**SUPPLIED ENTRIES**
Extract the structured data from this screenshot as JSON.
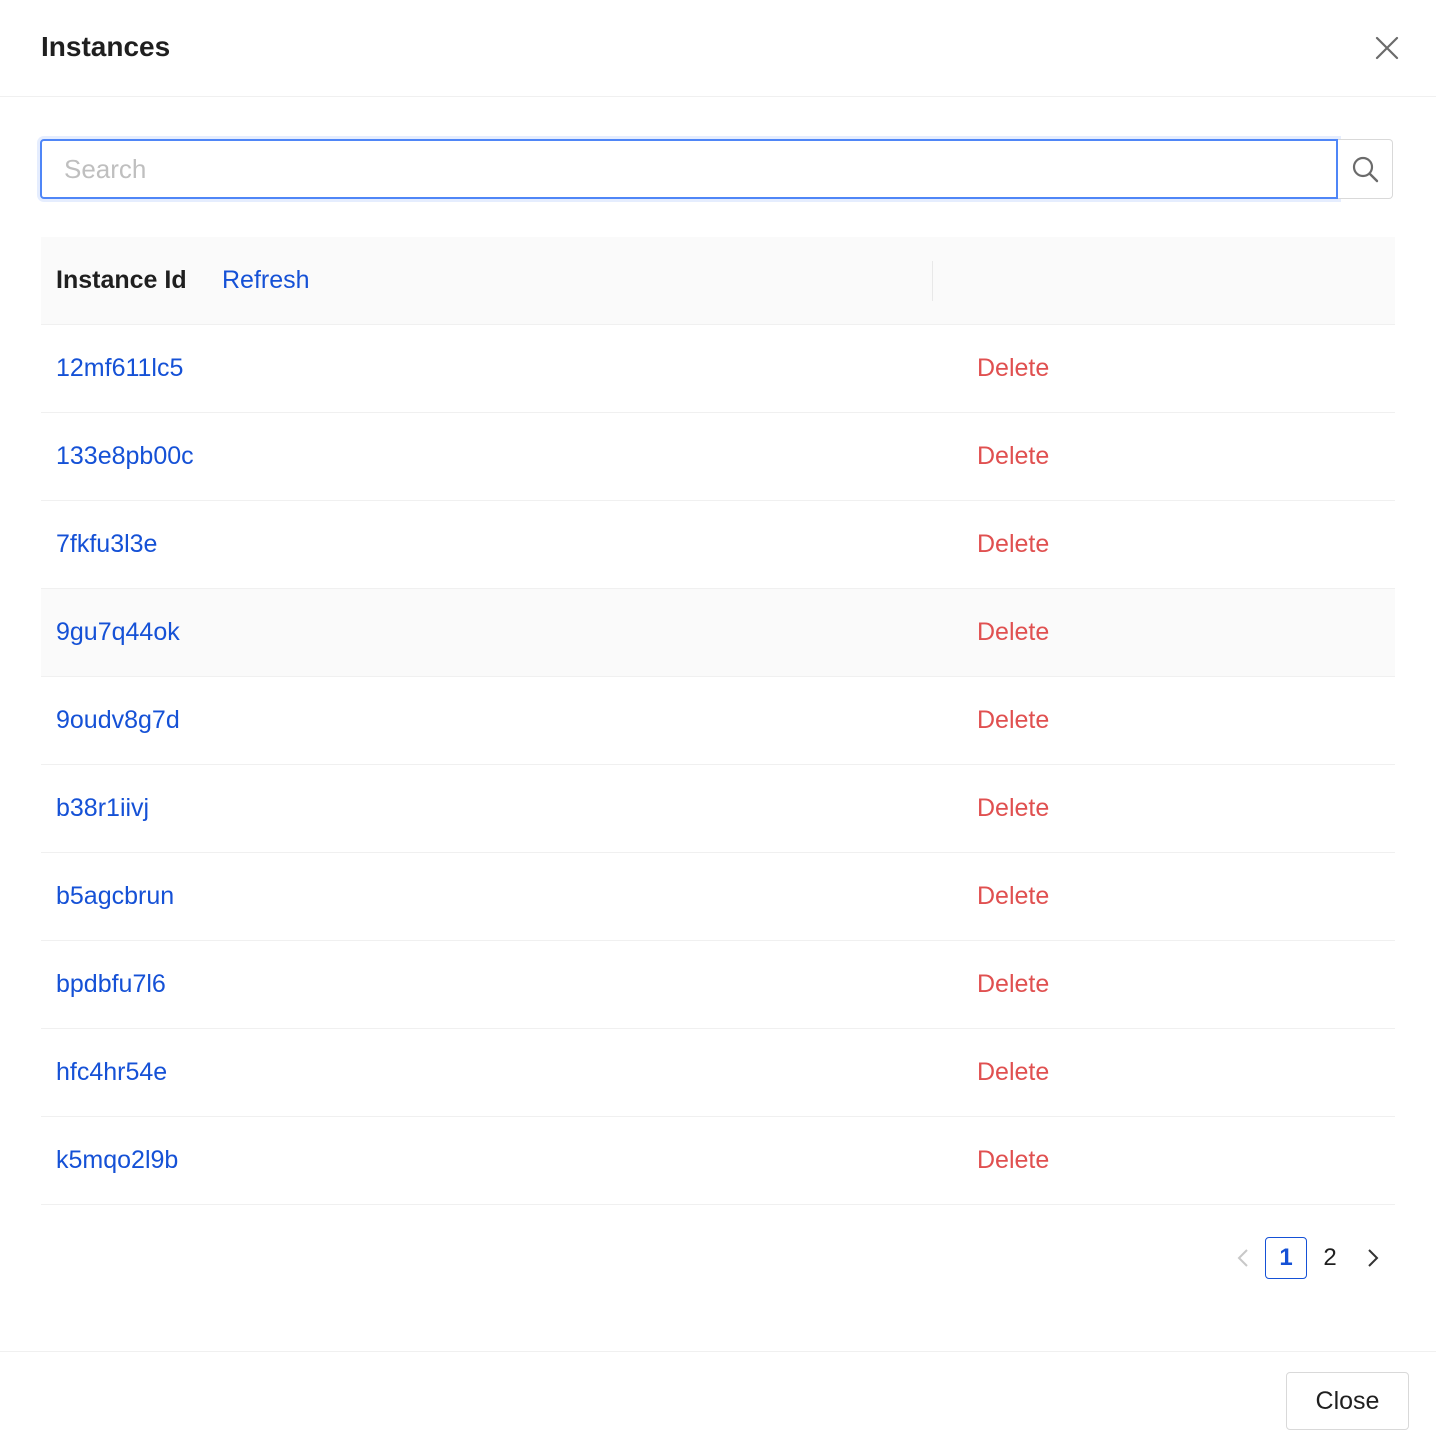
{
  "modal": {
    "title": "Instances",
    "close_icon": "close-icon"
  },
  "search": {
    "placeholder": "Search",
    "value": "",
    "button_icon": "search-icon"
  },
  "table": {
    "header": {
      "column_label": "Instance Id",
      "refresh_label": "Refresh"
    },
    "rows": [
      {
        "id": "12mf611lc5",
        "action": "Delete"
      },
      {
        "id": "133e8pb00c",
        "action": "Delete"
      },
      {
        "id": "7fkfu3l3e",
        "action": "Delete"
      },
      {
        "id": "9gu7q44ok",
        "action": "Delete"
      },
      {
        "id": "9oudv8g7d",
        "action": "Delete"
      },
      {
        "id": "b38r1iivj",
        "action": "Delete"
      },
      {
        "id": "b5agcbrun",
        "action": "Delete"
      },
      {
        "id": "bpdbfu7l6",
        "action": "Delete"
      },
      {
        "id": "hfc4hr54e",
        "action": "Delete"
      },
      {
        "id": "k5mqo2l9b",
        "action": "Delete"
      }
    ]
  },
  "pagination": {
    "pages": [
      "1",
      "2"
    ],
    "current": "1",
    "prev_icon": "chevron-left-icon",
    "next_icon": "chevron-right-icon"
  },
  "footer": {
    "close_label": "Close"
  },
  "colors": {
    "link": "#1551d6",
    "danger": "#e05050",
    "focus": "#4f86f7"
  }
}
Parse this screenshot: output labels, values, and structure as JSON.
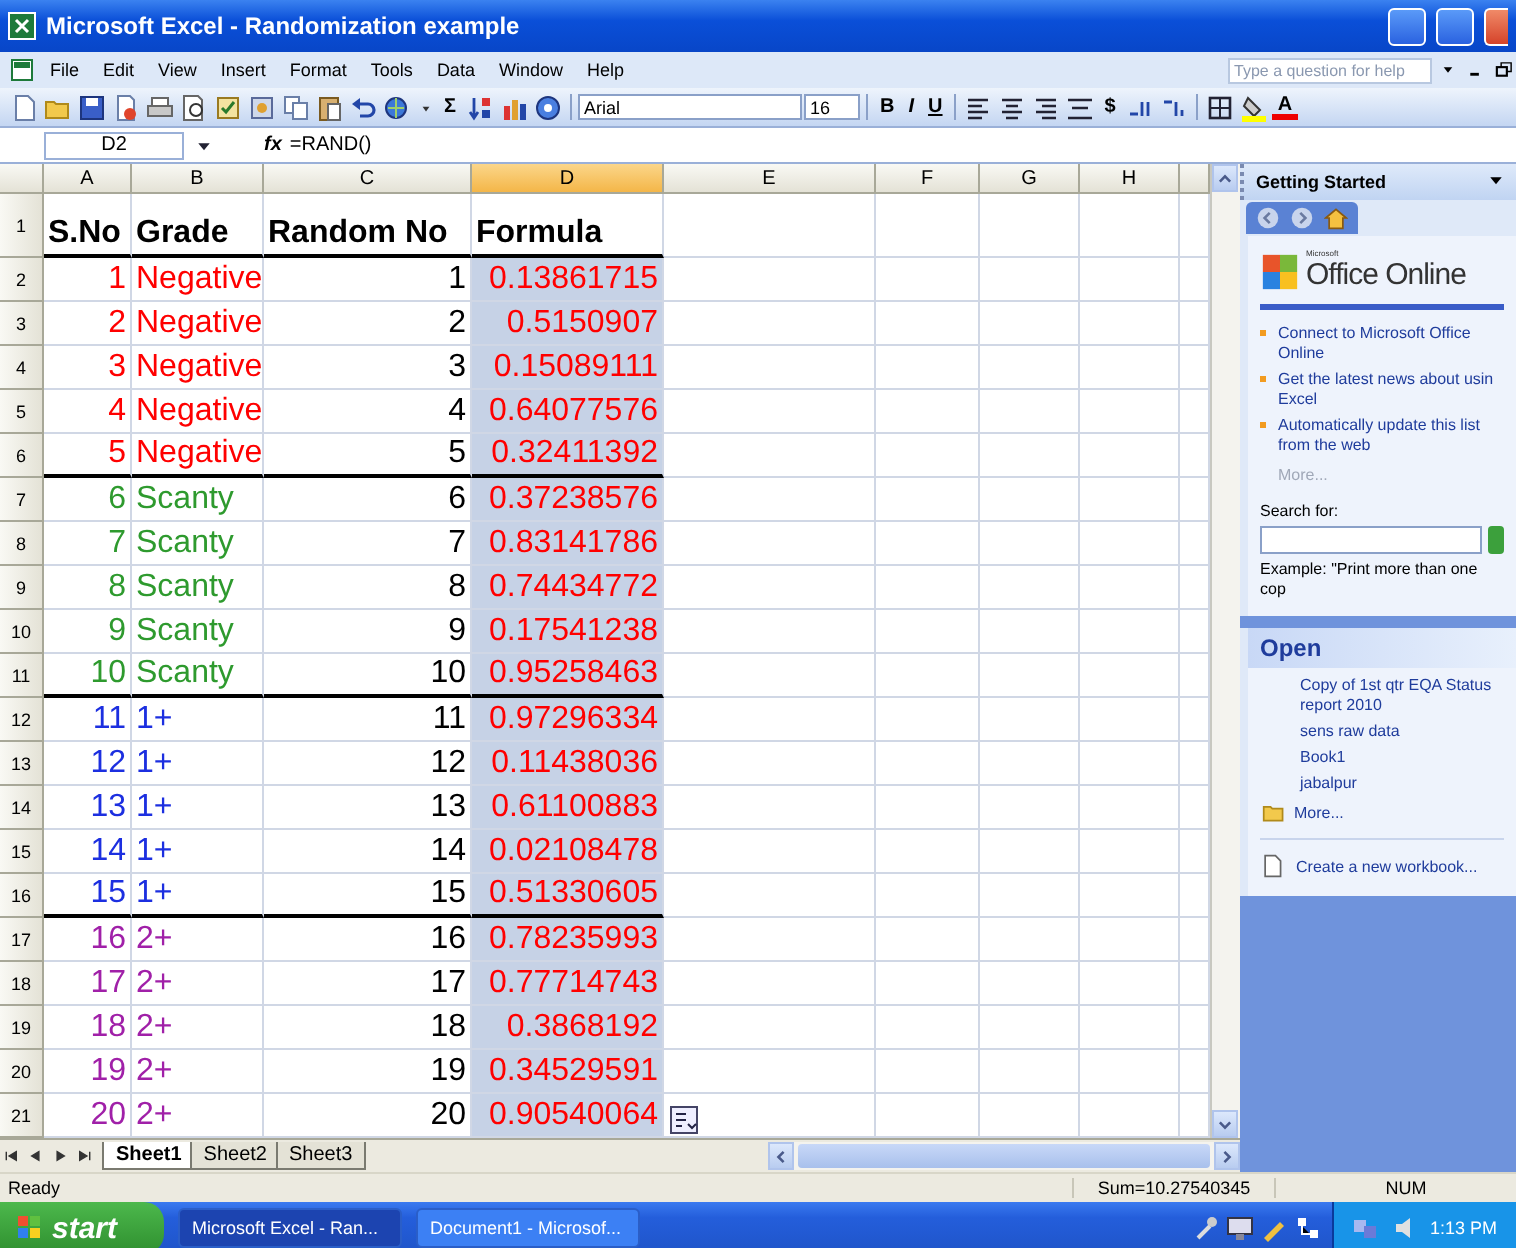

**STATED GOAL**
How many lines in these entries hold the string "icon"? Answer with the number alone.

**EXERCISE RESULT**
4